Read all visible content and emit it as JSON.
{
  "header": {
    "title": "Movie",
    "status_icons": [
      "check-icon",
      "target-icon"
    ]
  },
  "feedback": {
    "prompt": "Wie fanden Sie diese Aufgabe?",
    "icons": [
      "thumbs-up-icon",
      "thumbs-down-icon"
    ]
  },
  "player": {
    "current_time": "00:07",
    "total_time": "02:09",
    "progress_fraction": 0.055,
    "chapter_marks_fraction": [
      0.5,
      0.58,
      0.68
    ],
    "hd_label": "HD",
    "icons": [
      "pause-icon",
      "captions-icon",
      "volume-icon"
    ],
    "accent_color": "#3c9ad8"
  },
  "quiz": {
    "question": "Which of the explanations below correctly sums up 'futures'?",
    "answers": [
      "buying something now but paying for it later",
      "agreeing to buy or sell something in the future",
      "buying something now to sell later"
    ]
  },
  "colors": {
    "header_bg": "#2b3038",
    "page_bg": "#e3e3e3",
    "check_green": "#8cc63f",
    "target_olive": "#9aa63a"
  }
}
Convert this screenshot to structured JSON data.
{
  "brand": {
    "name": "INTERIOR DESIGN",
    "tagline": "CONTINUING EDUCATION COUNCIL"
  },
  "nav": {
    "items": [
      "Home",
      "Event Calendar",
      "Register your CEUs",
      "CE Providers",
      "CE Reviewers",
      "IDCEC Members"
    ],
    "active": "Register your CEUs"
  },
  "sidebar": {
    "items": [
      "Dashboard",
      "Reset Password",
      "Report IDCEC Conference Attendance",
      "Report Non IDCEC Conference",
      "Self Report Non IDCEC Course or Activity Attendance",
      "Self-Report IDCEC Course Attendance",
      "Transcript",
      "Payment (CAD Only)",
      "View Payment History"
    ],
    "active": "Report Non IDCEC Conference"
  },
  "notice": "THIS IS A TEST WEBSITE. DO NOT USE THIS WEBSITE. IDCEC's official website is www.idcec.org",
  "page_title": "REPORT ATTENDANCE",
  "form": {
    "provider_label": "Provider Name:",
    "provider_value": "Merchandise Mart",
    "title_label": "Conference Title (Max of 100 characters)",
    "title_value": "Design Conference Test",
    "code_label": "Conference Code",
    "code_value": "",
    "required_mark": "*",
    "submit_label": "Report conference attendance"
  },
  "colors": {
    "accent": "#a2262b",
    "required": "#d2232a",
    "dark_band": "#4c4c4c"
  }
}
━━━━━━━━━━
• **WHAT THE TASK REQUIRES**
Examine the records and report how many lines contain the string "Course". Only the number should be given.

• **THE SOLUTION**
2